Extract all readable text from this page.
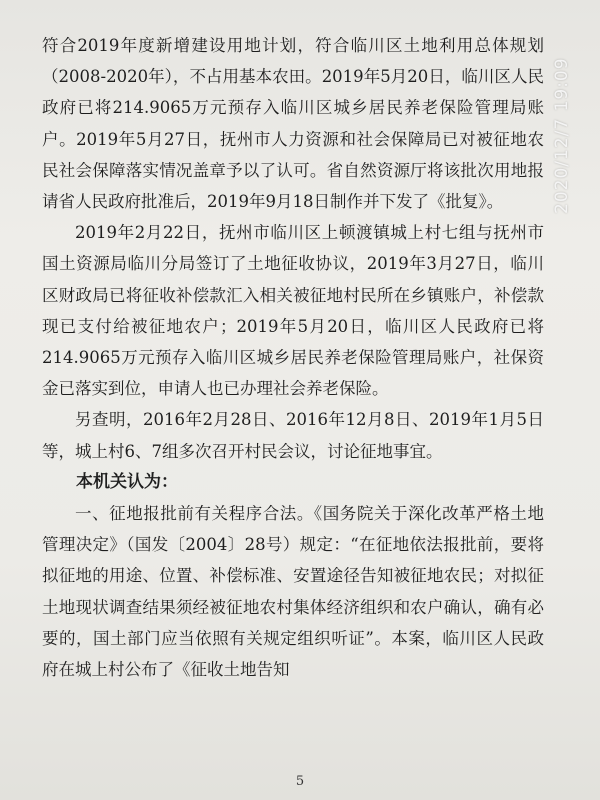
2020/12/7 19:09

符合2019年度新增建设用地计划，符合临川区土地利用总体规划（2008-2020年），不占用基本农田。2019年5月20日，临川区人民政府已将214.9065万元预存入临川区城乡居民养老保险管理局账户。2019年5月27日，抚州市人力资源和社会保障局已对被征地农民社会保障落实情况盖章予以了认可。省自然资源厅将该批次用地报请省人民政府批准后，2019年9月18日制作并下发了《批复》。

2019年2月22日，抚州市临川区上顿渡镇城上村七组与抚州市国土资源局临川分局签订了土地征收协议，2019年3月27日，临川区财政局已将征收补偿款汇入相关被征地村民所在乡镇账户，补偿款现已支付给被征地农户；2019年5月20日，临川区人民政府已将214.9065万元预存入临川区城乡居民养老保险管理局账户，社保资金已落实到位，申请人也已办理社会养老保险。

另查明，2016年2月28日、2016年12月8日、2019年1月5日等，城上村6、7组多次召开村民会议，讨论征地事宜。

本机关认为：

一、征地报批前有关程序合法。《国务院关于深化改革严格土地管理决定》（国发〔2004〕28号）规定：“在征地依法报批前，要将拟征地的用途、位置、补偿标准、安置途径告知被征地农民；对拟征土地现状调查结果须经被征地农村集体经济组织和农户确认，确有必要的，国土部门应当依照有关规定组织听证”。本案，临川区人民政府在城上村公布了《征收土地告知

5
+ + + + +
> WHAT THE TASK REQUIRES: Repeat the records above verbatim, with no pictures in the result.

> THE SOLUTION:
Extract all readable text from this page.
2020/12/7 19:09

符合2019年度新增建设用地计划，符合临川区土地利用总体规划（2008-2020年），不占用基本农田。2019年5月20日，临川区人民政府已将214.9065万元预存入临川区城乡居民养老保险管理局账户。2019年5月27日，抚州市人力资源和社会保障局已对被征地农民社会保障落实情况盖章予以了认可。省自然资源厅将该批次用地报请省人民政府批准后，2019年9月18日制作并下发了《批复》。

2019年2月22日，抚州市临川区上顿渡镇城上村七组与抚州市国土资源局临川分局签订了土地征收协议，2019年3月27日，临川区财政局已将征收补偿款汇入相关被征地村民所在乡镇账户，补偿款现已支付给被征地农户；2019年5月20日，临川区人民政府已将214.9065万元预存入临川区城乡居民养老保险管理局账户，社保资金已落实到位，申请人也已办理社会养老保险。

另查明，2016年2月28日、2016年12月8日、2019年1月5日等，城上村6、7组多次召开村民会议，讨论征地事宜。

本机关认为：

一、征地报批前有关程序合法。《国务院关于深化改革严格土地管理决定》（国发〔2004〕28号）规定：“在征地依法报批前，要将拟征地的用途、位置、补偿标准、安置途径告知被征地农民；对拟征土地现状调查结果须经被征地农村集体经济组织和农户确认，确有必要的，国土部门应当依照有关规定组织听证”。本案，临川区人民政府在城上村公布了《征收土地告知

5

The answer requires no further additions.